[START Material supplied]

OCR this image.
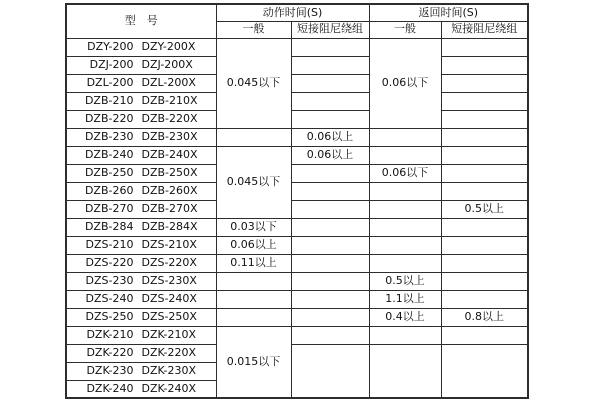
型　号	动作时间(S)		返回时间(S)	
	一般	短接阻尼绕组	一般	短接阻尼绕组

DZY-200 DZY-200X	0.045以下		0.06以下	

DZJ-200 DZJ-200X				

DZL-200 DZL-200X				

DZB-210 DZB-210X				

DZB-220 DZB-220X				

DZB-230 DZB-230X		0.06以上		

DZB-240 DZB-240X	0.045以下	0.06以上		

DZB-250 DZB-250X			0.06以下	

DZB-260 DZB-260X				

DZB-270 DZB-270X				0.5以上

DZB-284 DZB-284X	0.03以下			

DZS-210 DZS-210X	0.06以上			

DZS-220 DZS-220X	0.11以上			

DZS-230 DZS-230X			0.5以上	

DZS-240 DZS-240X			1.1以上	

DZS-250 DZS-250X			0.4以上	0.8以上

DZK-210 DZK-210X	0.015以下			

DZK-220 DZK-220X				

DZK-230 DZK-230X				

DZK-240 DZK-240X				
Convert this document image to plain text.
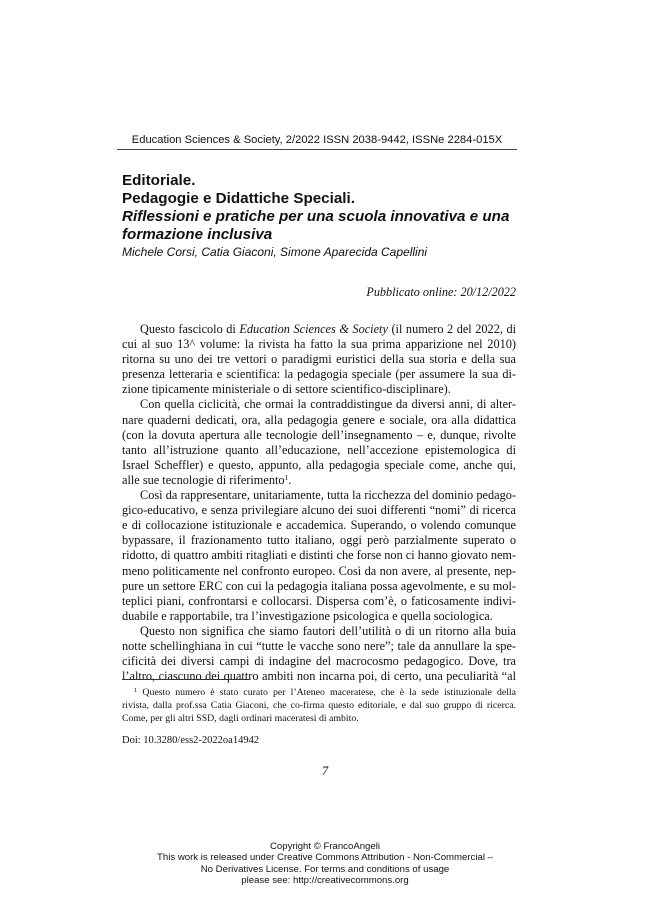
Education Sciences & Society, 2/2022 ISSN 2038-9442, ISSNe 2284-015X
Editoriale.
Pedagogie e Didattiche Speciali.
Riflessioni e pratiche per una scuola innovativa e una
formazione inclusiva
Michele Corsi, Catia Giaconi, Simone Aparecida Capellini
Pubblicato online: 20/12/2022
Questo fascicolo di Education Sciences & Society (il numero 2 del 2022, di
cui al suo 13^ volume: la rivista ha fatto la sua prima apparizione nel 2010)
ritorna su uno dei tre vettori o paradigmi euristici della sua storia e della sua
presenza letteraria e scientifica: la pedagogia speciale (per assumere la sua di-
zione tipicamente ministeriale o di settore scientifico-disciplinare).
Con quella ciclicità, che ormai la contraddistingue da diversi anni, di alter-
nare quaderni dedicati, ora, alla pedagogia genere e sociale, ora alla didattica
(con la dovuta apertura alle tecnologie dell’insegnamento – e, dunque, rivolte
tanto all’istruzione quanto all’educazione, nell’accezione epistemologica di
Israel Scheffler) e questo, appunto, alla pedagogia speciale come, anche qui,
alle sue tecnologie di riferimento$^1$.
Così da rappresentare, unitariamente, tutta la ricchezza del dominio pedago-
gico-educativo, e senza privilegiare alcuno dei suoi differenti “nomi” di ricerca
e di collocazione istituzionale e accademica. Superando, o volendo comunque
bypassare, il frazionamento tutto italiano, oggi però parzialmente superato o
ridotto, di quattro ambiti ritagliati e distinti che forse non ci hanno giovato nem-
meno politicamente nel confronto europeo. Così da non avere, al presente, nep-
pure un settore ERC con cui la pedagogia italiana possa agevolmente, e su mol-
teplici piani, confrontarsi e collocarsi. Dispersa com’è, o faticosamente indivi-
duabile e rapportabile, tra l’investigazione psicologica e quella sociologica.
Questo non significa che siamo fautori dell’utilità o di un ritorno alla buia
notte schellinghiana in cui “tutte le vacche sono nere”; tale da annullare la spe-
cificità dei diversi campi di indagine del macrocosmo pedagogico. Dove, tra
l’altro, ciascuno dei quattro ambiti non incarna poi, di certo, una peculiarità “al
$^1$ Questo numero è stato curato per l’Ateneo maceratese, che è la sede istituzionale della
rivista, dalla prof.ssa Catia Giaconi, che co-firma questo editoriale, e dal suo gruppo di ricerca.
Come, per gli altri SSD, dagli ordinari maceratesi di ambito.
Doi: 10.3280/ess2-2022oa14942
7
Copyright © FrancoAngeli
This work is released under Creative Commons Attribution - Non-Commercial –
No Derivatives License. For terms and conditions of usage
please see: http://creativecommons.org
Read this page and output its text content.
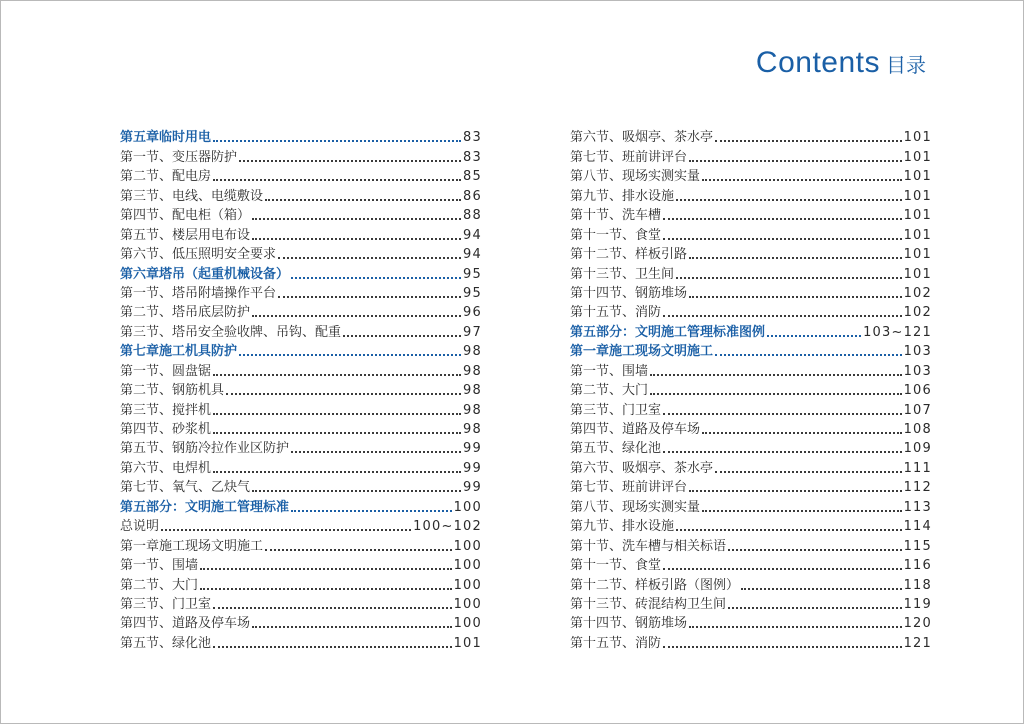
Contents 目录
第五章临时用电	83
第一节、变压器防护	83
第二节、配电房	85
第三节、电线、电缆敷设	86
第四节、配电柜（箱）	88
第五节、楼层用电布设	94
第六节、低压照明安全要求	94
第六章塔吊（起重机械设备）	95
第一节、塔吊附墙操作平台	95
第二节、塔吊底层防护	96
第三节、塔吊安全验收牌、吊钩、配重	97
第七章施工机具防护	98
第一节、圆盘锯	98
第二节、钢筋机具	98
第三节、搅拌机	98
第四节、砂浆机	98
第五节、钢筋冷拉作业区防护	99
第六节、电焊机	99
第七节、氧气、乙炔气	99
第五部分：文明施工管理标准	100
总说明	100~102
第一章施工现场文明施工	100
第一节、围墙	100
第二节、大门	100
第三节、门卫室	100
第四节、道路及停车场	100
第五节、绿化池	101
第六节、吸烟亭、茶水亭	101
第七节、班前讲评台	101
第八节、现场实测实量	101
第九节、排水设施	101
第十节、洗车槽	101
第十一节、食堂	101
第十二节、样板引路	101
第十三节、卫生间	101
第十四节、钢筋堆场	102
第十五节、消防	102
第五部分：文明施工管理标准图例	103~121
第一章施工现场文明施工	103
第一节、围墙	103
第二节、大门	106
第三节、门卫室	107
第四节、道路及停车场	108
第五节、绿化池	109
第六节、吸烟亭、茶水亭	111
第七节、班前讲评台	112
第八节、现场实测实量	113
第九节、排水设施	114
第十节、洗车槽与相关标语	115
第十一节、食堂	116
第十二节、样板引路（图例）	118
第十三节、砖混结构卫生间	119
第十四节、钢筋堆场	120
第十五节、消防	121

[END Material supplied]

_What the task asks:_ Copy each line of the records that contains the word "numero".

_Finished answer:_
Questo fascicolo di Education Sciences & Society (il numero 2 del 2022, di
$^1$ Questo numero è stato curato per l’Ateneo maceratese, che è la sede istituzionale della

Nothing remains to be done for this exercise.